- **Data section**
===============
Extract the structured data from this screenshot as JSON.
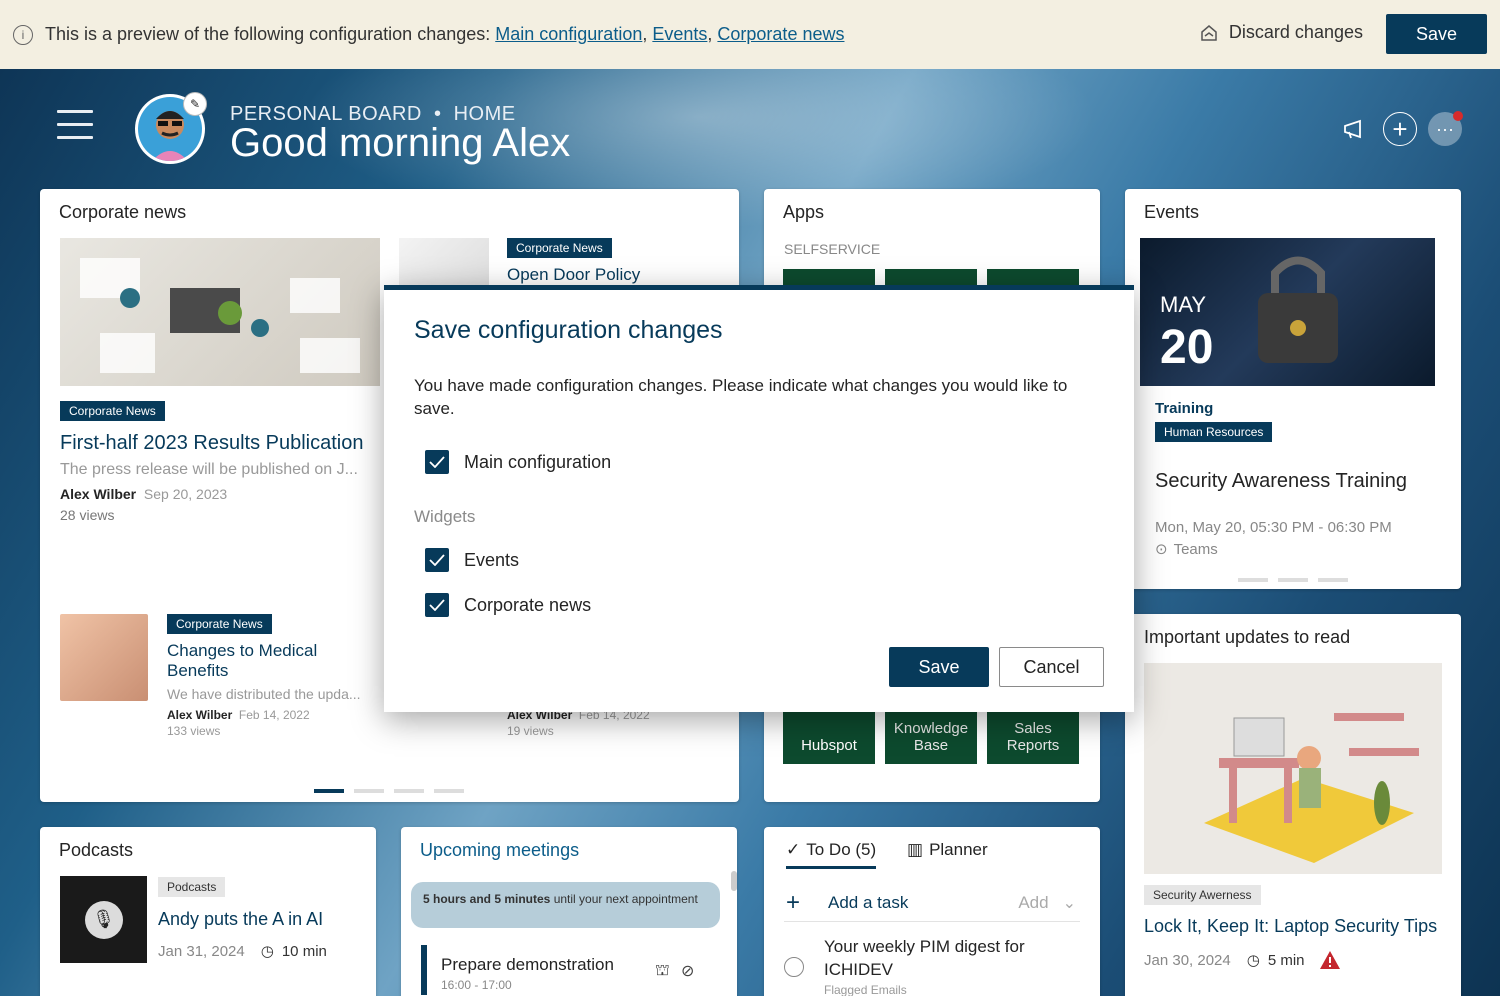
{
  "banner": {
    "message": "This is a preview of the following configuration changes: ",
    "links": [
      "Main configuration",
      "Events",
      "Corporate news"
    ],
    "sep": ", ",
    "discard_label": "Discard changes",
    "save_label": "Save"
  },
  "header": {
    "crumb_section": "PERSONAL BOARD",
    "crumb_page": "HOME",
    "greeting": "Good morning Alex"
  },
  "corporate_news": {
    "title": "Corporate news",
    "featured": {
      "tag": "Corporate News",
      "headline": "First-half 2023 Results Publication",
      "excerpt": "The press release will be published on J...",
      "author": "Alex Wilber",
      "date": "Sep 20, 2023",
      "views": "28 views"
    },
    "side": {
      "tag": "Corporate News",
      "headline": "Open Door Policy"
    },
    "second": {
      "tag": "Corporate News",
      "headline": "Changes to Medical Benefits",
      "excerpt": "We have distributed the upda...",
      "author": "Alex Wilber",
      "date": "Feb 14, 2022",
      "views": "133 views"
    },
    "third": {
      "author": "Alex Wilber",
      "date": "Feb 14, 2022",
      "views": "19 views"
    }
  },
  "apps": {
    "title": "Apps",
    "group": "SELFSERVICE",
    "tiles": [
      "Hubspot",
      "Knowledge Base",
      "Sales Reports"
    ]
  },
  "events": {
    "title": "Events",
    "month": "MAY",
    "day": "20",
    "category": "Training",
    "tag": "Human Resources",
    "name": "Security Awareness Training",
    "time": "Mon, May 20, 05:30 PM - 06:30 PM",
    "location": "Teams"
  },
  "updates": {
    "title": "Important updates to read",
    "tag": "Security Awerness",
    "headline": "Lock It, Keep It: Laptop Security Tips",
    "date": "Jan 30, 2024",
    "duration": "5 min"
  },
  "podcasts": {
    "title": "Podcasts",
    "tag": "Podcasts",
    "episode": "Andy puts the A in AI",
    "date": "Jan 31, 2024",
    "duration": "10 min"
  },
  "meetings": {
    "title": "Upcoming meetings",
    "notice_bold": "5 hours and 5 minutes",
    "notice_rest": " until your next appointment",
    "item_title": "Prepare demonstration",
    "item_time": "16:00 - 17:00"
  },
  "todo": {
    "tab_todo": "To Do (5)",
    "tab_planner": "Planner",
    "add_task": "Add a task",
    "add_label": "Add",
    "task_text": "Your weekly PIM digest for ICHIDEV",
    "task_sub": "Flagged Emails"
  },
  "modal": {
    "title": "Save configuration changes",
    "description": "You have made configuration changes. Please indicate what changes you would like to save.",
    "main_option": "Main configuration",
    "widgets_heading": "Widgets",
    "widget_options": [
      "Events",
      "Corporate news"
    ],
    "save_label": "Save",
    "cancel_label": "Cancel"
  },
  "colors": {
    "primary": "#073a5a",
    "banner_bg": "#f3efe1",
    "alert": "#c4262e"
  }
}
===============
- **Exercise goal**
Pictures are excluded; repeat every record exactly.

- **The output**
Extract the structured data from this screenshot as JSON.
{
  "banner": {
    "message": "This is a preview of the following configuration changes: ",
    "links": [
      "Main configuration",
      "Events",
      "Corporate news"
    ],
    "sep": ", ",
    "discard_label": "Discard changes",
    "save_label": "Save"
  },
  "header": {
    "crumb_section": "PERSONAL BOARD",
    "crumb_page": "HOME",
    "greeting": "Good morning Alex"
  },
  "corporate_news": {
    "title": "Corporate news",
    "featured": {
      "tag": "Corporate News",
      "headline": "First-half 2023 Results Publication",
      "excerpt": "The press release will be published on J...",
      "author": "Alex Wilber",
      "date": "Sep 20, 2023",
      "views": "28 views"
    },
    "side": {
      "tag": "Corporate News",
      "headline": "Open Door Policy"
    },
    "second": {
      "tag": "Corporate News",
      "headline": "Changes to Medical Benefits",
      "excerpt": "We have distributed the upda...",
      "author": "Alex Wilber",
      "date": "Feb 14, 2022",
      "views": "133 views"
    },
    "third": {
      "author": "Alex Wilber",
      "date": "Feb 14, 2022",
      "views": "19 views"
    }
  },
  "apps": {
    "title": "Apps",
    "group": "SELFSERVICE",
    "tiles": [
      "Hubspot",
      "Knowledge Base",
      "Sales Reports"
    ]
  },
  "events": {
    "title": "Events",
    "month": "MAY",
    "day": "20",
    "category": "Training",
    "tag": "Human Resources",
    "name": "Security Awareness Training",
    "time": "Mon, May 20, 05:30 PM - 06:30 PM",
    "location": "Teams"
  },
  "updates": {
    "title": "Important updates to read",
    "tag": "Security Awerness",
    "headline": "Lock It, Keep It: Laptop Security Tips",
    "date": "Jan 30, 2024",
    "duration": "5 min"
  },
  "podcasts": {
    "title": "Podcasts",
    "tag": "Podcasts",
    "episode": "Andy puts the A in AI",
    "date": "Jan 31, 2024",
    "duration": "10 min"
  },
  "meetings": {
    "title": "Upcoming meetings",
    "notice_bold": "5 hours and 5 minutes",
    "notice_rest": " until your next appointment",
    "item_title": "Prepare demonstration",
    "item_time": "16:00 - 17:00"
  },
  "todo": {
    "tab_todo": "To Do (5)",
    "tab_planner": "Planner",
    "add_task": "Add a task",
    "add_label": "Add",
    "task_text": "Your weekly PIM digest for ICHIDEV",
    "task_sub": "Flagged Emails"
  },
  "modal": {
    "title": "Save configuration changes",
    "description": "You have made configuration changes. Please indicate what changes you would like to save.",
    "main_option": "Main configuration",
    "widgets_heading": "Widgets",
    "widget_options": [
      "Events",
      "Corporate news"
    ],
    "save_label": "Save",
    "cancel_label": "Cancel"
  },
  "colors": {
    "primary": "#073a5a",
    "banner_bg": "#f3efe1",
    "alert": "#c4262e"
  }
}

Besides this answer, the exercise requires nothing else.